## Start Source document
To test this hypothesis, I dichotomized IAT scores with zero as a neutral point. I then ran a hierarchical regression with the dichotomous predictor first and then followed by both predictors to examine the incremental contribution from reaction times. Table 1 shows that neither dichotomous scores nor reaction time predicted explicit self-esteem in both studies. Dichotomous scores explained a modest amount of variance in explicit racial attitude ratings, and reaction times added some explained variance. Most interesting was the result for political orientation: A full 38% of the variance in explicit ratings was explained by the dichotomous measure, whereas reaction times added only 7%, which is similar to the results for racial attitudes. Thus, the validity of IAT scores increases with the polarity of attitudes. This finding suggests that the IAT is good in classifying individuals into opposing groups but has low validity of individual differences in the strength of attitudes.

Table 1.

Explained Variance by Direction and Strength of Attitude

Data set	Citation	Dichotomous scores	Incremental reaction time
Self esteem study 1	Falk, Heine, Takemura, Zhang, & Hsu (2015)	.016	.000
Self-esteem study 2	Bar-Anan & Vianello (2018)	.009	.002
Race study 1	Bar-Anan & Vianello (2018)	.041	.060
Race study 2	Greenwald, Smith, Sriram, Bar-Anan, & Nosek (2009)	.073	.057
Race study 3	Axt (2018)	.045	.030
Political orientation	Bar-Anan & Vianello (2018)	.380	.070

Discussion

What do IATs measure?

Construct validation is a difficult and iterative process because scientific evidence can alter the understanding of constructs. In this spirit, Banaji and Greenwald (2013) recognized that they did “not have the luxury of believing that what appears true and valid now will always appear so” (p. xv). In 2013, Banaji and Greenwald proposed that the IAT measures implicit constructs that are difficult to measure with explicit measures (Banaji & Greenwald, 2013; Greenwald et al., 1998; Nosek et al., 2007). This view was based on low to moderate correlations between IAT scores and explicit measures, which was interpreted as evidence of discriminant validity. However, this interpretation was premature. The present results suggest that measurement error alone is often sufficient to explain these low correlations. Thus, there is little empirical support for the claim that the IAT measures implicit attitudes that are not accessible to introspection and that cannot be measured with self-report measures.
## End Source document
## Start Listing
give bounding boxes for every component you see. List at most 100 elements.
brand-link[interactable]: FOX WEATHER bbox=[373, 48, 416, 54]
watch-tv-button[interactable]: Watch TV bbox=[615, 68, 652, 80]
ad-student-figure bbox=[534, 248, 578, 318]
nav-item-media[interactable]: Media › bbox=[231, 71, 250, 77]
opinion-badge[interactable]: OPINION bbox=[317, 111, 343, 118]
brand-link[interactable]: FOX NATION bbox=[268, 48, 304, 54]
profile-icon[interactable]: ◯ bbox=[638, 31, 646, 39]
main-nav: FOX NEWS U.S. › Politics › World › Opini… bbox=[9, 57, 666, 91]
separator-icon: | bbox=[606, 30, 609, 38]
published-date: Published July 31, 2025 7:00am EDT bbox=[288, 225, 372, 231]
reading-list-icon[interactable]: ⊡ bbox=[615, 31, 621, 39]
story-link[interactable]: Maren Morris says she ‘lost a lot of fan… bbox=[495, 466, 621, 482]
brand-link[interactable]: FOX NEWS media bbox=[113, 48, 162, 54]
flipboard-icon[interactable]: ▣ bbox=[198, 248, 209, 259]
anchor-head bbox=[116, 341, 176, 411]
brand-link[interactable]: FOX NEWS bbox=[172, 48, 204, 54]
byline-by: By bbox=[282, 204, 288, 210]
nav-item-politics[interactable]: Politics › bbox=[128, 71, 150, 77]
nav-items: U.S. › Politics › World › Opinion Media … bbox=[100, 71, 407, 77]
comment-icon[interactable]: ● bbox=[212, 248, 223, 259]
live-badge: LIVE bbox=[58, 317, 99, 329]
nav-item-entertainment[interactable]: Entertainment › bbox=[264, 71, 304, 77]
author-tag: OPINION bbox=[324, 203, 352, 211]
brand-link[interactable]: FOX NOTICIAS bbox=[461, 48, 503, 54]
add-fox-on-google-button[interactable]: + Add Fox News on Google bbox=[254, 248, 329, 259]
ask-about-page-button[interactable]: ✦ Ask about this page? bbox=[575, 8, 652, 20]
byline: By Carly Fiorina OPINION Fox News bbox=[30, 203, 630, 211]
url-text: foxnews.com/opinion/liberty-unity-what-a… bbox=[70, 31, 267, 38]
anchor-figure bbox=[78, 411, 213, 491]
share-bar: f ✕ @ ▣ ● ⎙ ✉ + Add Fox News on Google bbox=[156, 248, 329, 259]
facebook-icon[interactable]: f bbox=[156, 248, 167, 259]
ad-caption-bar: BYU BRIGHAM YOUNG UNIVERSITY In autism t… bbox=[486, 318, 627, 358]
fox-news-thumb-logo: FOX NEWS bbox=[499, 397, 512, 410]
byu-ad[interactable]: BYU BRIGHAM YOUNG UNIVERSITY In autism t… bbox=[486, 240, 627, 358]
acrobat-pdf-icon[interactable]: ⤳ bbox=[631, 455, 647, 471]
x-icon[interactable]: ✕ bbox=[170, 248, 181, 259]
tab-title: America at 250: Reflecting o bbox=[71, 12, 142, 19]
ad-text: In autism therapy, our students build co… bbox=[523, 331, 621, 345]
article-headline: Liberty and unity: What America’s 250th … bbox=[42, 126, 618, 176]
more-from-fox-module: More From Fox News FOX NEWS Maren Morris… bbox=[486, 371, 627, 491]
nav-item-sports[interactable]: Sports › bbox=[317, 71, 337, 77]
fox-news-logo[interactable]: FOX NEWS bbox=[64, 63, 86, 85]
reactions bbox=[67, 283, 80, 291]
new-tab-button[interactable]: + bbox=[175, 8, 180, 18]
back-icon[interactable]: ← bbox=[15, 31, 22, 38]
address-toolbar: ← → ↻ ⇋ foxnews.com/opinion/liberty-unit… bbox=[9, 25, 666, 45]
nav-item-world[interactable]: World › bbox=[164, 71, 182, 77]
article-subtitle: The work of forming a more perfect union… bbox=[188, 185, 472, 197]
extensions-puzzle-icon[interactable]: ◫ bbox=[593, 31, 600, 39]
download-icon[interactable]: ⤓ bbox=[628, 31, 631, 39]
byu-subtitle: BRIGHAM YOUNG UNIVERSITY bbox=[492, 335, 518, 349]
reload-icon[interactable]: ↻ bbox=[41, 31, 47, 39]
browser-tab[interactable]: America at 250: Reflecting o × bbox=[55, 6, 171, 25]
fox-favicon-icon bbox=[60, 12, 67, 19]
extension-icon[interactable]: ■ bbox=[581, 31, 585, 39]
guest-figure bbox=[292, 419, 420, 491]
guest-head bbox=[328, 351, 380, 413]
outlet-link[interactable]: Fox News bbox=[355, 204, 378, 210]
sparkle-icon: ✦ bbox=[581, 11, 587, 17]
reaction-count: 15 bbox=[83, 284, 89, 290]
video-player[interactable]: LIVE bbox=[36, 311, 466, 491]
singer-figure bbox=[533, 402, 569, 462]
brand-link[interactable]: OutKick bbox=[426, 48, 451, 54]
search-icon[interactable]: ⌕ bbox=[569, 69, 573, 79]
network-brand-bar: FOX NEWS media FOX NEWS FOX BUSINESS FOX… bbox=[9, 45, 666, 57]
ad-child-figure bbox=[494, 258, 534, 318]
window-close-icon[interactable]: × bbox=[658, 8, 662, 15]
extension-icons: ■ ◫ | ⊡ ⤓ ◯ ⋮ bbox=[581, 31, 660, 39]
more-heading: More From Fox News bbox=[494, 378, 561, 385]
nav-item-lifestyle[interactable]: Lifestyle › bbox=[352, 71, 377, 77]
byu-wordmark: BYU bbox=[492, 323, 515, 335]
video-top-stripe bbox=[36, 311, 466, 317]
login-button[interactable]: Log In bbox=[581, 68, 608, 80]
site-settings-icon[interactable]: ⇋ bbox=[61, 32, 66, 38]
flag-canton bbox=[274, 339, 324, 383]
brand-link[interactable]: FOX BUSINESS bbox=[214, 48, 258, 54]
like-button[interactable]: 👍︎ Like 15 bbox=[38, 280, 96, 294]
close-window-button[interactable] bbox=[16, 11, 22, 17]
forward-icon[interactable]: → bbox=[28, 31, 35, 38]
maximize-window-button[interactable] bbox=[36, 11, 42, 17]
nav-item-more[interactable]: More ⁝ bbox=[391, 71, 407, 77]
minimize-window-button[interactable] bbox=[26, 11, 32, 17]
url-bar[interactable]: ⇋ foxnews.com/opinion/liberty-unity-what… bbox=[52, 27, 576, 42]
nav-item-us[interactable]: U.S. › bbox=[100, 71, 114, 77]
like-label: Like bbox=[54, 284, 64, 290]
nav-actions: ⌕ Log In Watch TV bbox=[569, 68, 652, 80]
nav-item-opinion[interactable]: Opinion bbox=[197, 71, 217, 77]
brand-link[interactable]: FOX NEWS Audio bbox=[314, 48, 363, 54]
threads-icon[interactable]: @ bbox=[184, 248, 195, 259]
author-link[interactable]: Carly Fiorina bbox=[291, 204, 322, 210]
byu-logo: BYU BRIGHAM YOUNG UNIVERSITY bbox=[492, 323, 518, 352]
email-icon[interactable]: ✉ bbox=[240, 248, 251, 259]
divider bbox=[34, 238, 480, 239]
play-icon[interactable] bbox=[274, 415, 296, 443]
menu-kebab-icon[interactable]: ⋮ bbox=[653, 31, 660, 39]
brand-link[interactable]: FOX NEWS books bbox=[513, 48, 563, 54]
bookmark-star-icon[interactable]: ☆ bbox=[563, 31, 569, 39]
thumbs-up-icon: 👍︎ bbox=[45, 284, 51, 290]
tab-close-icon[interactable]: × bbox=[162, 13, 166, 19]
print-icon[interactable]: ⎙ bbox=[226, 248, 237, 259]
## End Listing
Instructions to follow »
Transcribe the passage on IAT scores given above, starting with "Explained Variance by" and going on through "do IATs measure?".

Output for this exercise »
Explained Variance by Direction and Strength of Attitude

Data set	Citation	Dichotomous scores	Incremental reaction time
Self esteem study 1	Falk, Heine, Takemura, Zhang, & Hsu (2015)	.016	.000
Self-esteem study 2	Bar-Anan & Vianello (2018)	.009	.002
Race study 1	Bar-Anan & Vianello (2018)	.041	.060
Race study 2	Greenwald, Smith, Sriram, Bar-Anan, & Nosek (2009)	.073	.057
Race study 3	Axt (2018)	.045	.030
Political orientation	Bar-Anan & Vianello (2018)	.380	.070

Discussion

What do IATs measure?